Within the records that follow, find every line containing the string "JSON". Copy those lines.

Start of Data shown

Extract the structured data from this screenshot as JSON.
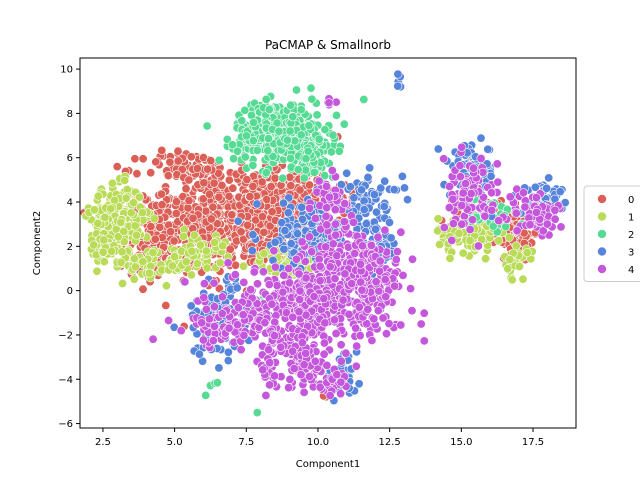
{
  "chart_data": {
    "type": "scatter",
    "title": "PaCMAP & Smallnorb",
    "xlabel": "Component1",
    "ylabel": "Component2",
    "xlim": [
      1.7,
      19.0
    ],
    "ylim": [
      -6.2,
      10.5
    ],
    "xticks": [
      2.5,
      5.0,
      7.5,
      10.0,
      12.5,
      15.0,
      17.5
    ],
    "xtick_labels": [
      "2.5",
      "5.0",
      "7.5",
      "10.0",
      "12.5",
      "15.0",
      "17.5"
    ],
    "yticks": [
      -6,
      -4,
      -2,
      0,
      2,
      4,
      6,
      8,
      10
    ],
    "ytick_labels": [
      "−6",
      "−4",
      "−2",
      "0",
      "2",
      "4",
      "6",
      "8",
      "10"
    ],
    "grid": false,
    "legend_position": "right-outside",
    "series": [
      {
        "name": "0",
        "color": "#db5f57",
        "clusters": [
          {
            "cx": 7.5,
            "cy": 3.0,
            "sx": 1.4,
            "sy": 1.1,
            "n": 520
          },
          {
            "cx": 5.2,
            "cy": 2.8,
            "sx": 1.0,
            "sy": 0.9,
            "n": 220
          },
          {
            "cx": 9.2,
            "cy": 4.2,
            "sx": 0.9,
            "sy": 0.8,
            "n": 220
          },
          {
            "cx": 5.5,
            "cy": 5.5,
            "sx": 0.8,
            "sy": 0.4,
            "n": 90
          },
          {
            "cx": 4.2,
            "cy": 2.2,
            "sx": 0.5,
            "sy": 1.0,
            "n": 70
          },
          {
            "cx": 16.6,
            "cy": 3.0,
            "sx": 0.6,
            "sy": 0.4,
            "n": 120
          },
          {
            "cx": 15.6,
            "cy": 3.8,
            "sx": 0.4,
            "sy": 0.3,
            "n": 50
          },
          {
            "cx": 17.0,
            "cy": 2.2,
            "sx": 0.3,
            "sy": 0.3,
            "n": 30
          },
          {
            "cx": 3.0,
            "cy": 2.6,
            "sx": 0.2,
            "sy": 0.2,
            "n": 10
          },
          {
            "cx": 10.2,
            "cy": -4.8,
            "sx": 0.05,
            "sy": 0.05,
            "n": 2
          }
        ]
      },
      {
        "name": "1",
        "color": "#b9db57",
        "clusters": [
          {
            "cx": 3.0,
            "cy": 3.3,
            "sx": 0.45,
            "sy": 0.7,
            "n": 220
          },
          {
            "cx": 2.7,
            "cy": 1.8,
            "sx": 0.35,
            "sy": 0.35,
            "n": 40
          },
          {
            "cx": 4.3,
            "cy": 1.2,
            "sx": 0.7,
            "sy": 0.4,
            "n": 60
          },
          {
            "cx": 5.8,
            "cy": 1.8,
            "sx": 0.5,
            "sy": 0.4,
            "n": 50
          },
          {
            "cx": 9.2,
            "cy": 1.2,
            "sx": 0.6,
            "sy": 0.4,
            "n": 90
          },
          {
            "cx": 15.2,
            "cy": 2.5,
            "sx": 0.5,
            "sy": 0.4,
            "n": 120
          },
          {
            "cx": 16.9,
            "cy": 1.3,
            "sx": 0.2,
            "sy": 0.4,
            "n": 30
          }
        ]
      },
      {
        "name": "2",
        "color": "#57d3db",
        "display_color": "#57db94",
        "clusters": [
          {
            "cx": 8.7,
            "cy": 7.1,
            "sx": 0.8,
            "sy": 0.7,
            "n": 420
          },
          {
            "cx": 9.8,
            "cy": 6.0,
            "sx": 0.4,
            "sy": 0.5,
            "n": 60
          },
          {
            "cx": 16.1,
            "cy": 3.4,
            "sx": 0.4,
            "sy": 0.3,
            "n": 40
          },
          {
            "cx": 7.9,
            "cy": -0.6,
            "sx": 0.1,
            "sy": 0.1,
            "n": 5
          },
          {
            "cx": 6.4,
            "cy": -4.2,
            "sx": 0.05,
            "sy": 0.05,
            "n": 3
          },
          {
            "cx": 6.1,
            "cy": -4.7,
            "sx": 0.02,
            "sy": 0.02,
            "n": 1
          },
          {
            "cx": 7.9,
            "cy": -5.5,
            "sx": 0.02,
            "sy": 0.02,
            "n": 1
          }
        ]
      },
      {
        "name": "3",
        "color": "#5784db",
        "clusters": [
          {
            "cx": 6.5,
            "cy": -1.3,
            "sx": 0.6,
            "sy": 0.9,
            "n": 110
          },
          {
            "cx": 9.7,
            "cy": 2.5,
            "sx": 0.9,
            "sy": 0.8,
            "n": 160
          },
          {
            "cx": 11.7,
            "cy": 4.0,
            "sx": 0.6,
            "sy": 0.6,
            "n": 80
          },
          {
            "cx": 10.8,
            "cy": -3.9,
            "sx": 0.3,
            "sy": 0.4,
            "n": 40
          },
          {
            "cx": 12.8,
            "cy": 9.5,
            "sx": 0.05,
            "sy": 0.15,
            "n": 6
          },
          {
            "cx": 15.4,
            "cy": 5.4,
            "sx": 0.4,
            "sy": 0.6,
            "n": 80
          },
          {
            "cx": 17.9,
            "cy": 3.9,
            "sx": 0.4,
            "sy": 0.4,
            "n": 70
          },
          {
            "cx": 12.2,
            "cy": 2.0,
            "sx": 0.3,
            "sy": 0.6,
            "n": 40
          }
        ]
      },
      {
        "name": "4",
        "color": "#c457db",
        "clusters": [
          {
            "cx": 9.8,
            "cy": -0.6,
            "sx": 1.5,
            "sy": 0.8,
            "n": 420
          },
          {
            "cx": 11.2,
            "cy": 1.2,
            "sx": 0.8,
            "sy": 0.9,
            "n": 160
          },
          {
            "cx": 7.5,
            "cy": -1.6,
            "sx": 0.9,
            "sy": 0.4,
            "n": 110
          },
          {
            "cx": 9.5,
            "cy": -3.2,
            "sx": 0.4,
            "sy": 0.6,
            "n": 70
          },
          {
            "cx": 8.3,
            "cy": -3.5,
            "sx": 0.2,
            "sy": 0.7,
            "n": 30
          },
          {
            "cx": 10.5,
            "cy": -4.2,
            "sx": 0.3,
            "sy": 0.3,
            "n": 25
          },
          {
            "cx": 10.4,
            "cy": 4.0,
            "sx": 0.3,
            "sy": 0.6,
            "n": 40
          },
          {
            "cx": 10.4,
            "cy": 8.4,
            "sx": 0.08,
            "sy": 0.2,
            "n": 6
          },
          {
            "cx": 15.3,
            "cy": 4.3,
            "sx": 0.5,
            "sy": 0.8,
            "n": 90
          },
          {
            "cx": 17.6,
            "cy": 3.5,
            "sx": 0.5,
            "sy": 0.5,
            "n": 60
          },
          {
            "cx": 12.0,
            "cy": 0.2,
            "sx": 0.4,
            "sy": 1.0,
            "n": 60
          }
        ]
      }
    ]
  }
}
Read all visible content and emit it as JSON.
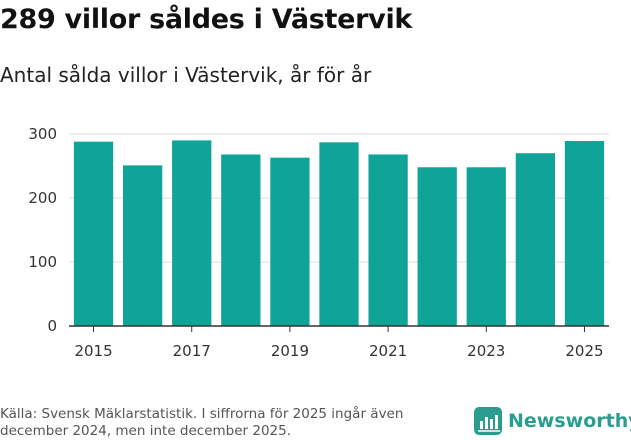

End of Data shown

Finished task:
Extract the structured data from this screenshot as JSON.
Read all visible content and emit it as JSON.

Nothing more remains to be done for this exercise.